• Directions for this task
Copy each line with the word "Tintinalli" in it.

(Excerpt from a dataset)

────────────────

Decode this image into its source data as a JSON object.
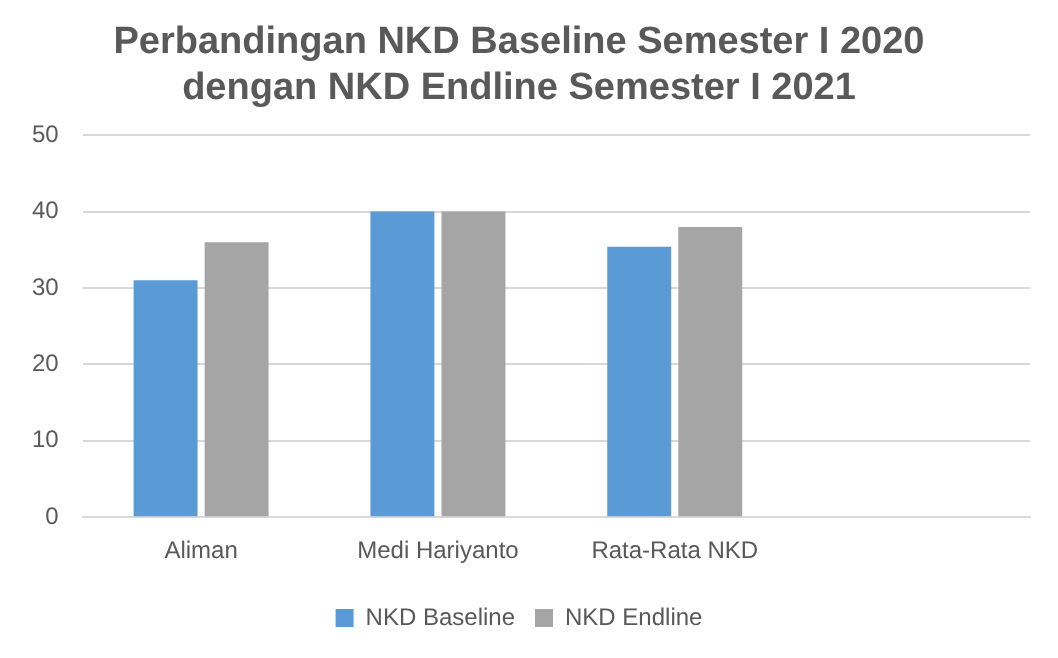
{
  "chart_data": {
    "type": "bar",
    "title": [
      "Perbandingan NKD Baseline Semester I 2020",
      "dengan NKD Endline Semester I 2021"
    ],
    "categories": [
      "Aliman",
      "Medi Hariyanto",
      "Rata-Rata NKD",
      null
    ],
    "series": [
      {
        "name": "NKD Baseline",
        "color": "#5b9bd5",
        "values": [
          31,
          40,
          35.4,
          null
        ]
      },
      {
        "name": "NKD Endline",
        "color": "#a5a5a5",
        "values": [
          36,
          40,
          38,
          null
        ]
      }
    ],
    "ylim": [
      0,
      50
    ],
    "yticks": [
      0,
      10,
      20,
      30,
      40,
      50
    ],
    "grid": "y",
    "legend": "bottom"
  }
}
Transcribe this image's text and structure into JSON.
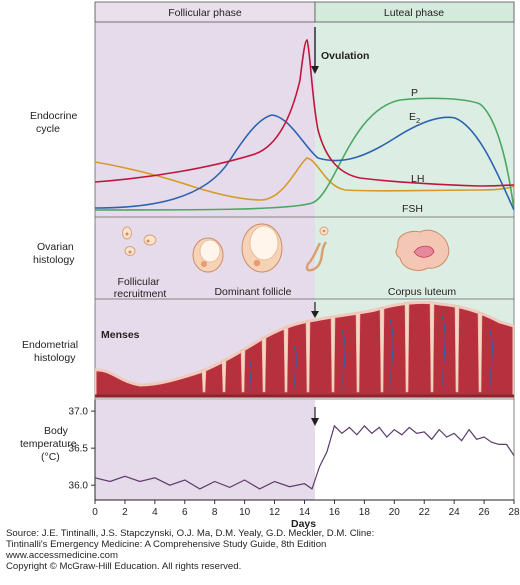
{
  "phases": {
    "follicular": "Follicular phase",
    "luteal": "Luteal phase"
  },
  "row_labels": {
    "endocrine": [
      "Endocrine",
      "cycle"
    ],
    "ovarian": [
      "Ovarian",
      "histology"
    ],
    "endometrial": [
      "Endometrial",
      "histology"
    ],
    "body_temp": [
      "Body",
      "temperature",
      "(°C)"
    ]
  },
  "hormones": {
    "ovulation": "Ovulation",
    "p": "P",
    "e2_base": "E",
    "e2_sub": "2",
    "lh": "LH",
    "fsh": "FSH"
  },
  "ovarian_labels": {
    "recruitment_1": "Follicular",
    "recruitment_2": "recruitment",
    "dominant": "Dominant follicle",
    "corpus": "Corpus luteum"
  },
  "menses": "Menses",
  "colors": {
    "follicular_bg": "#e6dbea",
    "luteal_bg": "#dceee4",
    "follicular_header": "#e9e0ec",
    "luteal_header": "#d3eadc",
    "lh": "#c0163d",
    "e2": "#2b63b0",
    "p": "#4aa860",
    "fsh": "#d49a2a",
    "temp": "#5e3a6b"
  },
  "chart_data": {
    "type": "line",
    "x": [
      0,
      1,
      2,
      3,
      4,
      5,
      6,
      7,
      8,
      9,
      10,
      11,
      12,
      13,
      14,
      14.5,
      15,
      15.5,
      16,
      16.5,
      17,
      17.5,
      18,
      18.5,
      19,
      19.5,
      20,
      20.5,
      21,
      21.5,
      22,
      22.5,
      23,
      23.5,
      24,
      24.5,
      25,
      25.5,
      26,
      26.5,
      27,
      27.5,
      28
    ],
    "xlabel": "Days",
    "x_ticks": [
      "0",
      "2",
      "4",
      "6",
      "8",
      "10",
      "12",
      "14",
      "16",
      "18",
      "20",
      "22",
      "24",
      "26",
      "28"
    ],
    "y_ticks": [
      "37.0",
      "36.5",
      "36.0"
    ],
    "ylim": [
      35.8,
      37.15
    ],
    "series": [
      {
        "name": "Body temperature",
        "values": [
          36.1,
          36.05,
          36.12,
          36.05,
          36.1,
          36.0,
          36.07,
          35.95,
          36.05,
          35.97,
          36.07,
          35.95,
          36.05,
          35.98,
          36.02,
          35.95,
          36.25,
          36.45,
          36.8,
          36.7,
          36.78,
          36.68,
          36.8,
          36.7,
          36.78,
          36.65,
          36.75,
          36.68,
          36.78,
          36.7,
          36.72,
          36.62,
          36.75,
          36.65,
          36.7,
          36.6,
          36.75,
          36.62,
          36.65,
          36.58,
          36.55,
          36.55,
          36.4
        ]
      }
    ]
  },
  "source": {
    "line1": "Source: J.E. Tintinalli, J.S. Stapczynski, O.J. Ma, D.M. Yealy, G.D. Meckler, D.M. Cline:",
    "line2": "Tintinalli's Emergency Medicine: A Comprehensive Study Guide, 8th Edition",
    "line3": "www.accessmedicine.com",
    "line4": "Copyright © McGraw-Hill Education.  All rights reserved."
  }
}
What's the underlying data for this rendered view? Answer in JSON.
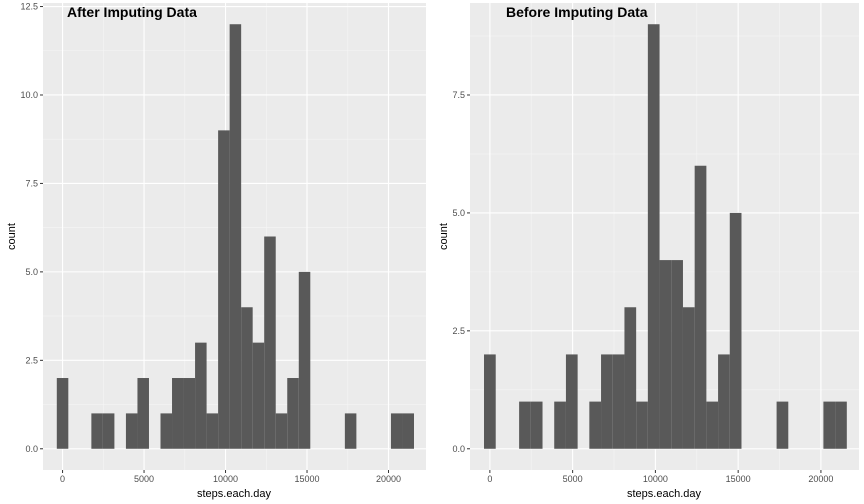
{
  "chart_data": [
    {
      "type": "bar",
      "title": "After Imputing Data",
      "xlabel": "steps.each.day",
      "ylabel": "count",
      "bin_width": 707,
      "bin_centers": [
        0,
        2121,
        2828,
        4242,
        4949,
        6363,
        7070,
        7777,
        8484,
        9191,
        9898,
        10605,
        11312,
        12019,
        12726,
        13433,
        14140,
        14847,
        17675,
        20503,
        21210
      ],
      "values": [
        2,
        1,
        1,
        1,
        2,
        1,
        2,
        2,
        3,
        1,
        9,
        12,
        4,
        3,
        6,
        1,
        2,
        5,
        1,
        1,
        1
      ],
      "xlim": [
        -1200,
        22300
      ],
      "ylim": [
        -0.6,
        12.6
      ],
      "x_ticks": [
        0,
        5000,
        10000,
        15000,
        20000
      ],
      "x_tick_labels": [
        "0",
        "5000",
        "10000",
        "15000",
        "20000"
      ],
      "y_ticks": [
        0,
        2.5,
        5,
        7.5,
        10,
        12.5
      ],
      "y_tick_labels": [
        "0.0",
        "2.5",
        "5.0",
        "7.5",
        "10.0",
        "12.5"
      ],
      "grid": true,
      "bar_color": "#595959",
      "panel_color": "#ebebeb"
    },
    {
      "type": "bar",
      "title": "Before Imputing Data",
      "xlabel": "steps.each.day",
      "ylabel": "count",
      "bin_width": 707,
      "bin_centers": [
        0,
        2121,
        2828,
        4242,
        4949,
        6363,
        7070,
        7777,
        8484,
        9191,
        9898,
        10605,
        11312,
        12019,
        12726,
        13433,
        14140,
        14847,
        17675,
        20503,
        21210
      ],
      "values": [
        2,
        1,
        1,
        1,
        2,
        1,
        2,
        2,
        3,
        1,
        9,
        4,
        4,
        3,
        6,
        1,
        2,
        5,
        1,
        1,
        1
      ],
      "xlim": [
        -1200,
        22300
      ],
      "ylim": [
        -0.45,
        9.45
      ],
      "x_ticks": [
        0,
        5000,
        10000,
        15000,
        20000
      ],
      "x_tick_labels": [
        "0",
        "5000",
        "10000",
        "15000",
        "20000"
      ],
      "y_ticks": [
        0,
        2.5,
        5,
        7.5
      ],
      "y_tick_labels": [
        "0.0",
        "2.5",
        "5.0",
        "7.5"
      ],
      "grid": true,
      "bar_color": "#595959",
      "panel_color": "#ebebeb"
    }
  ]
}
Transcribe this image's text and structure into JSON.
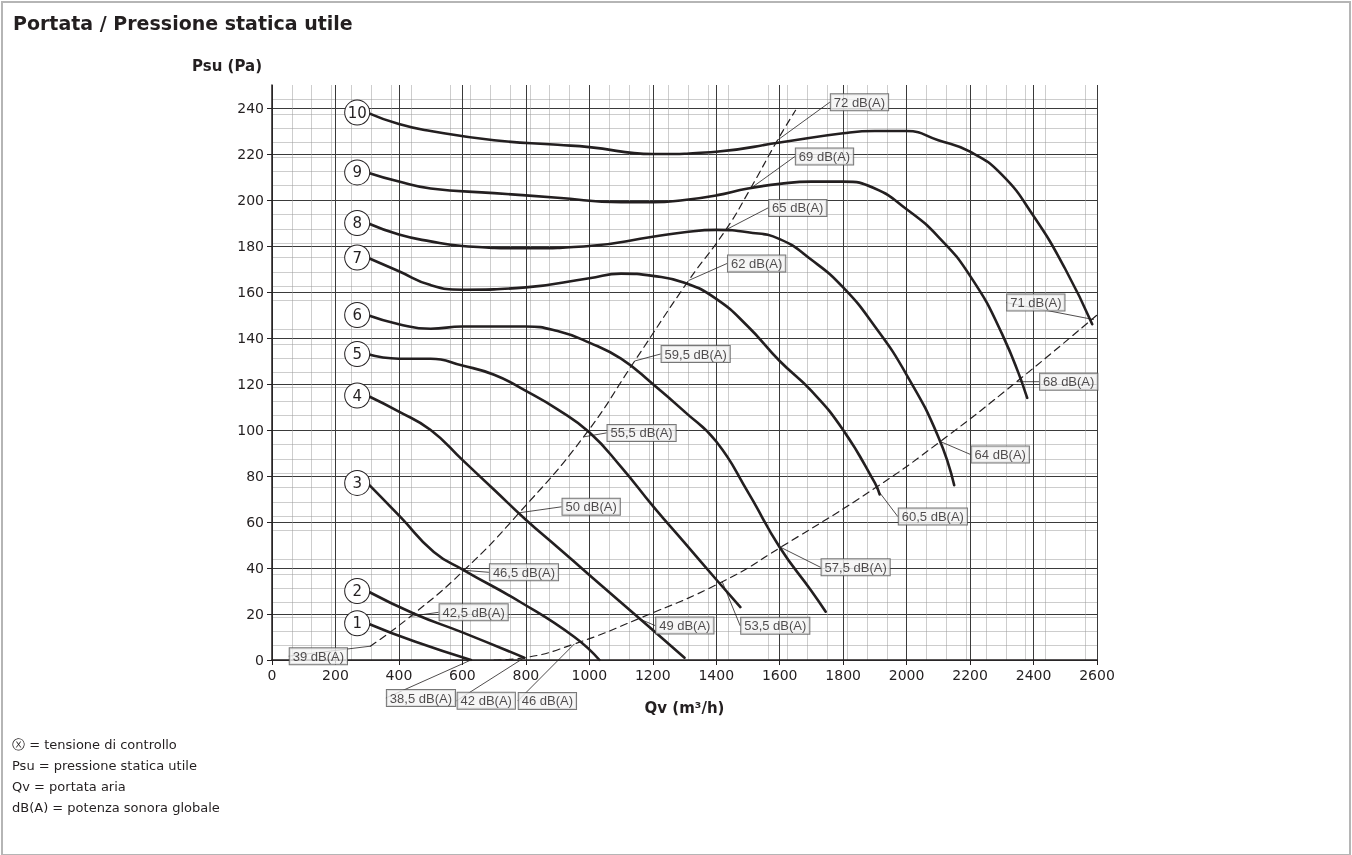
{
  "chart_data": {
    "type": "line",
    "title": "Portata / Pressione statica utile",
    "xlabel": "Qv (m³/h)",
    "ylabel": "Psu (Pa)",
    "xlim": [
      0,
      2600
    ],
    "xticks": [
      0,
      200,
      400,
      600,
      800,
      1000,
      1200,
      1400,
      1600,
      1800,
      2000,
      2200,
      2400,
      2600
    ],
    "ylim": [
      0,
      250
    ],
    "yticks": [
      0,
      20,
      40,
      60,
      80,
      100,
      120,
      140,
      160,
      180,
      200,
      220,
      240
    ],
    "grid": true,
    "legend": "left",
    "marker": "none",
    "line_style": "solid",
    "series": [
      {
        "name": "1",
        "color": "#231f20",
        "x": [
          300,
          450,
          627
        ],
        "values": [
          16,
          8,
          0
        ]
      },
      {
        "name": "2",
        "color": "#231f20",
        "x": [
          300,
          450,
          600,
          795
        ],
        "values": [
          30,
          20,
          12,
          1
        ]
      },
      {
        "name": "3",
        "color": "#231f20",
        "x": [
          300,
          406,
          510,
          605,
          785,
          953,
          1032
        ],
        "values": [
          77,
          62,
          47,
          39,
          25,
          10,
          0
        ]
      },
      {
        "name": "4",
        "color": "#231f20",
        "x": [
          300,
          400,
          500,
          600,
          700,
          800,
          900,
          1000,
          1100,
          1200,
          1300
        ],
        "values": [
          115,
          108,
          100,
          87,
          74,
          61,
          49,
          37,
          25,
          13,
          1
        ]
      },
      {
        "name": "5",
        "color": "#231f20",
        "x": [
          300,
          400,
          500,
          600,
          700,
          800,
          900,
          1000,
          1100,
          1200,
          1300,
          1400,
          1476
        ],
        "values": [
          133,
          131,
          131,
          128,
          124,
          117,
          109,
          99,
          84,
          67,
          51,
          35,
          23
        ]
      },
      {
        "name": "6",
        "color": "#231f20",
        "x": [
          300,
          400,
          500,
          600,
          800,
          900,
          1000,
          1100,
          1200,
          1300,
          1400,
          1500,
          1600,
          1700,
          1745
        ],
        "values": [
          150,
          146,
          144,
          145,
          145,
          143,
          138,
          131,
          120,
          108,
          95,
          73,
          49,
          30,
          21
        ]
      },
      {
        "name": "7",
        "color": "#231f20",
        "x": [
          300,
          400,
          500,
          600,
          800,
          1000,
          1100,
          1200,
          1300,
          1400,
          1500,
          1600,
          1700,
          1800,
          1900,
          1915
        ],
        "values": [
          175,
          169,
          163,
          161,
          162,
          166,
          168,
          167,
          164,
          157,
          145,
          130,
          117,
          100,
          77,
          72
        ]
      },
      {
        "name": "8",
        "color": "#231f20",
        "x": [
          300,
          400,
          500,
          600,
          800,
          1000,
          1200,
          1300,
          1400,
          1500,
          1600,
          1700,
          1800,
          1900,
          2000,
          2100,
          2150
        ],
        "values": [
          190,
          185,
          182,
          180,
          179,
          180,
          184,
          186,
          187,
          186,
          183,
          174,
          162,
          145,
          124,
          97,
          76
        ]
      },
      {
        "name": "9",
        "color": "#231f20",
        "x": [
          300,
          400,
          500,
          700,
          900,
          1100,
          1200,
          1300,
          1400,
          1500,
          1600,
          1700,
          1800,
          1900,
          2000,
          2100,
          2200,
          2300,
          2380
        ],
        "values": [
          212,
          208,
          205,
          203,
          201,
          199,
          199,
          200,
          202,
          205,
          207,
          208,
          208,
          205,
          196,
          184,
          167,
          142,
          114
        ]
      },
      {
        "name": "10",
        "color": "#231f20",
        "x": [
          300,
          400,
          500,
          700,
          900,
          1000,
          1200,
          1400,
          1600,
          1800,
          1900,
          2000,
          2100,
          2200,
          2300,
          2400,
          2500,
          2585
        ],
        "values": [
          238,
          233,
          230,
          226,
          224,
          223,
          220,
          221,
          225,
          229,
          230,
          230,
          226,
          221,
          211,
          193,
          170,
          146
        ]
      },
      {
        "color": "#231f20",
        "line_style": "dashed",
        "x": [
          310,
          437,
          605,
          779,
          982,
          1143,
          1313,
          1430,
          1508,
          1593,
          1650
        ],
        "values": [
          6,
          19,
          39,
          64,
          97,
          130,
          165,
          187,
          205,
          226,
          239
        ]
      },
      {
        "color": "#231f20",
        "line_style": "dashed",
        "x": [
          700,
          795,
          953,
          1156,
          1419,
          1603,
          1903,
          2106,
          2347,
          2600
        ],
        "values": [
          0,
          1,
          7,
          18,
          34,
          49,
          75,
          95,
          121,
          150
        ]
      }
    ],
    "annotations": [
      {
        "text": "39 dB(A)",
        "x": 310,
        "y": 6
      },
      {
        "text": "42,5 dB(A)",
        "x": 437,
        "y": 19
      },
      {
        "text": "46,5 dB(A)",
        "x": 605,
        "y": 39
      },
      {
        "text": "50 dB(A)",
        "x": 779,
        "y": 64
      },
      {
        "text": "55,5 dB(A)",
        "x": 982,
        "y": 97
      },
      {
        "text": "59,5 dB(A)",
        "x": 1143,
        "y": 130
      },
      {
        "text": "62 dB(A)",
        "x": 1313,
        "y": 165
      },
      {
        "text": "65 dB(A)",
        "x": 1430,
        "y": 187
      },
      {
        "text": "69 dB(A)",
        "x": 1508,
        "y": 205
      },
      {
        "text": "72 dB(A)",
        "x": 1593,
        "y": 226
      },
      {
        "text": "38,5 dB(A)",
        "x": 627,
        "y": 0
      },
      {
        "text": "42 dB(A)",
        "x": 795,
        "y": 1
      },
      {
        "text": "46 dB(A)",
        "x": 953,
        "y": 7
      },
      {
        "text": "49 dB(A)",
        "x": 1156,
        "y": 18
      },
      {
        "text": "53,5 dB(A)",
        "x": 1419,
        "y": 34
      },
      {
        "text": "57,5 dB(A)",
        "x": 1603,
        "y": 49
      },
      {
        "text": "60,5 dB(A)",
        "x": 1903,
        "y": 75
      },
      {
        "text": "64 dB(A)",
        "x": 2106,
        "y": 95
      },
      {
        "text": "68 dB(A)",
        "x": 2347,
        "y": 121
      },
      {
        "text": "71 dB(A)",
        "x": 2590,
        "y": 148
      },
      "ⓧ = tensione di controllo",
      "Psu = pressione statica utile",
      "Qv = portata aria",
      "dB(A) = potenza sonora globale"
    ]
  }
}
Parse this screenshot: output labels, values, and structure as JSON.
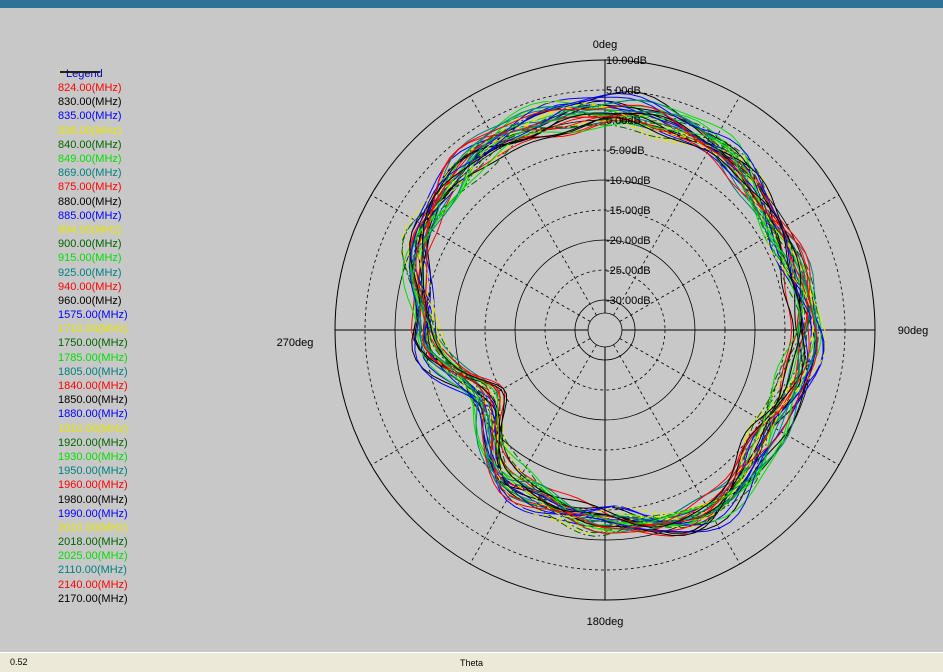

────────────────

• The completed task
    "line1": "Source: J.E. Tintinalli, J.S. Stapczynski, O.J. Ma, D.M. Yealy, G.D. Meckler, D.M. Cline:",
    "line2": "Tintinalli's Emergency Medicine: A Comprehensive Study Guide, 8th Edition",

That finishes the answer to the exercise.